> Data for this exercise:
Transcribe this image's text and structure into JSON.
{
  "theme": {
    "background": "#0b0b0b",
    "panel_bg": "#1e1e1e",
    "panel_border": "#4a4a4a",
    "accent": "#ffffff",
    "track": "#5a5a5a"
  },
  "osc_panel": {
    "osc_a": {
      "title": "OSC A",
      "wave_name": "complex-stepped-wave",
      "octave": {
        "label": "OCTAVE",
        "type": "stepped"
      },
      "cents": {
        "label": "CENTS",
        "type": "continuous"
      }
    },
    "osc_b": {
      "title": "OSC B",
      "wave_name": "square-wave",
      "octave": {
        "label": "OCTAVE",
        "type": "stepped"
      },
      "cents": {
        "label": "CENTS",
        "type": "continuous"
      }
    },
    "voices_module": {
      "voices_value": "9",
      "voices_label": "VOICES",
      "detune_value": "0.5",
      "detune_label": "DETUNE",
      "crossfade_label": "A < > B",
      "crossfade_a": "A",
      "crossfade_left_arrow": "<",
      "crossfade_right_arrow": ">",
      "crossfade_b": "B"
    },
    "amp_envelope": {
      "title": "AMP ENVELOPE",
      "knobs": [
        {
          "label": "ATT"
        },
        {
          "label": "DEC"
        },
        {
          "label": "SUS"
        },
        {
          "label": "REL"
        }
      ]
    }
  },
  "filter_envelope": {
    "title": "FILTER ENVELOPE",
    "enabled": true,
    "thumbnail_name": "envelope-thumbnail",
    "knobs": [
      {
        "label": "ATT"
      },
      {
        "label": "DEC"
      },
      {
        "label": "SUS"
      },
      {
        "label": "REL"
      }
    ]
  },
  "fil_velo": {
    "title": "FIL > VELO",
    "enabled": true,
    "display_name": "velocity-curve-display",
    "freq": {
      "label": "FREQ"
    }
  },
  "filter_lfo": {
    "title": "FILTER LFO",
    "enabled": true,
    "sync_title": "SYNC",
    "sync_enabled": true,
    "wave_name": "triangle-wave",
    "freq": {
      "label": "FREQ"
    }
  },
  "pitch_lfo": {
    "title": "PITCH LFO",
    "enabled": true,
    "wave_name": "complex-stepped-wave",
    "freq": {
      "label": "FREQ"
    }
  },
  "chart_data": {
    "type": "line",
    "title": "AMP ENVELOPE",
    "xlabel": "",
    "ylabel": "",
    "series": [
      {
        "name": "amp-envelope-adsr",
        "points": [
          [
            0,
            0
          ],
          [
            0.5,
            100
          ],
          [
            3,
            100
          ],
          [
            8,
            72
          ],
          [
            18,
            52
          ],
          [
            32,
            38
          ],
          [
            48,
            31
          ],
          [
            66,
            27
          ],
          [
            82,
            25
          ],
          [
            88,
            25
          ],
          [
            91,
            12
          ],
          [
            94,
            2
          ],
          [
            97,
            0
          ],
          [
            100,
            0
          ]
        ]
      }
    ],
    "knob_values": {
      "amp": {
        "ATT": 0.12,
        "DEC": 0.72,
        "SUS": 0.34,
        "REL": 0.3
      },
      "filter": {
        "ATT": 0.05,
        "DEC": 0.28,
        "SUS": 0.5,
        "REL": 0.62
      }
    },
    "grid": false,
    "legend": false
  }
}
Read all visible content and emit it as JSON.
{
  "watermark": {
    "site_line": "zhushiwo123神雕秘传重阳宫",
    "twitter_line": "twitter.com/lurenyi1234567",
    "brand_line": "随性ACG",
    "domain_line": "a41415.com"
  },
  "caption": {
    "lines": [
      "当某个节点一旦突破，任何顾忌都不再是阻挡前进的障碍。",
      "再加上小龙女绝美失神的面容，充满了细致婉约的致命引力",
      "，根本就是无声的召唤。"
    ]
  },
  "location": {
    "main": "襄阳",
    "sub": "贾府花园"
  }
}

> Set exercise:
Make a verbatim copy of every entry shown above.

> Exercise result:
Transcribe this image's text and structure into JSON.
{
  "theme": {
    "background": "#0b0b0b",
    "panel_bg": "#1e1e1e",
    "panel_border": "#4a4a4a",
    "accent": "#ffffff",
    "track": "#5a5a5a"
  },
  "osc_panel": {
    "osc_a": {
      "title": "OSC A",
      "wave_name": "complex-stepped-wave",
      "octave": {
        "label": "OCTAVE",
        "type": "stepped"
      },
      "cents": {
        "label": "CENTS",
        "type": "continuous"
      }
    },
    "osc_b": {
      "title": "OSC B",
      "wave_name": "square-wave",
      "octave": {
        "label": "OCTAVE",
        "type": "stepped"
      },
      "cents": {
        "label": "CENTS",
        "type": "continuous"
      }
    },
    "voices_module": {
      "voices_value": "9",
      "voices_label": "VOICES",
      "detune_value": "0.5",
      "detune_label": "DETUNE",
      "crossfade_label": "A < > B",
      "crossfade_a": "A",
      "crossfade_left_arrow": "<",
      "crossfade_right_arrow": ">",
      "crossfade_b": "B"
    },
    "amp_envelope": {
      "title": "AMP ENVELOPE",
      "knobs": [
        {
          "label": "ATT"
        },
        {
          "label": "DEC"
        },
        {
          "label": "SUS"
        },
        {
          "label": "REL"
        }
      ]
    }
  },
  "filter_envelope": {
    "title": "FILTER ENVELOPE",
    "enabled": true,
    "thumbnail_name": "envelope-thumbnail",
    "knobs": [
      {
        "label": "ATT"
      },
      {
        "label": "DEC"
      },
      {
        "label": "SUS"
      },
      {
        "label": "REL"
      }
    ]
  },
  "fil_velo": {
    "title": "FIL > VELO",
    "enabled": true,
    "display_name": "velocity-curve-display",
    "freq": {
      "label": "FREQ"
    }
  },
  "filter_lfo": {
    "title": "FILTER LFO",
    "enabled": true,
    "sync_title": "SYNC",
    "sync_enabled": true,
    "wave_name": "triangle-wave",
    "freq": {
      "label": "FREQ"
    }
  },
  "pitch_lfo": {
    "title": "PITCH LFO",
    "enabled": true,
    "wave_name": "complex-stepped-wave",
    "freq": {
      "label": "FREQ"
    }
  },
  "chart_data": {
    "type": "line",
    "title": "AMP ENVELOPE",
    "xlabel": "",
    "ylabel": "",
    "series": [
      {
        "name": "amp-envelope-adsr",
        "points": [
          [
            0,
            0
          ],
          [
            0.5,
            100
          ],
          [
            3,
            100
          ],
          [
            8,
            72
          ],
          [
            18,
            52
          ],
          [
            32,
            38
          ],
          [
            48,
            31
          ],
          [
            66,
            27
          ],
          [
            82,
            25
          ],
          [
            88,
            25
          ],
          [
            91,
            12
          ],
          [
            94,
            2
          ],
          [
            97,
            0
          ],
          [
            100,
            0
          ]
        ]
      }
    ],
    "knob_values": {
      "amp": {
        "ATT": 0.12,
        "DEC": 0.72,
        "SUS": 0.34,
        "REL": 0.3
      },
      "filter": {
        "ATT": 0.05,
        "DEC": 0.28,
        "SUS": 0.5,
        "REL": 0.62
      }
    },
    "grid": false,
    "legend": false
  }
}
Read all visible content and emit it as JSON.
{
  "watermark": {
    "site_line": "zhushiwo123神雕秘传重阳宫",
    "twitter_line": "twitter.com/lurenyi1234567",
    "brand_line": "随性ACG",
    "domain_line": "a41415.com"
  },
  "caption": {
    "lines": [
      "当某个节点一旦突破，任何顾忌都不再是阻挡前进的障碍。",
      "再加上小龙女绝美失神的面容，充满了细致婉约的致命引力",
      "，根本就是无声的召唤。"
    ]
  },
  "location": {
    "main": "襄阳",
    "sub": "贾府花园"
  }
}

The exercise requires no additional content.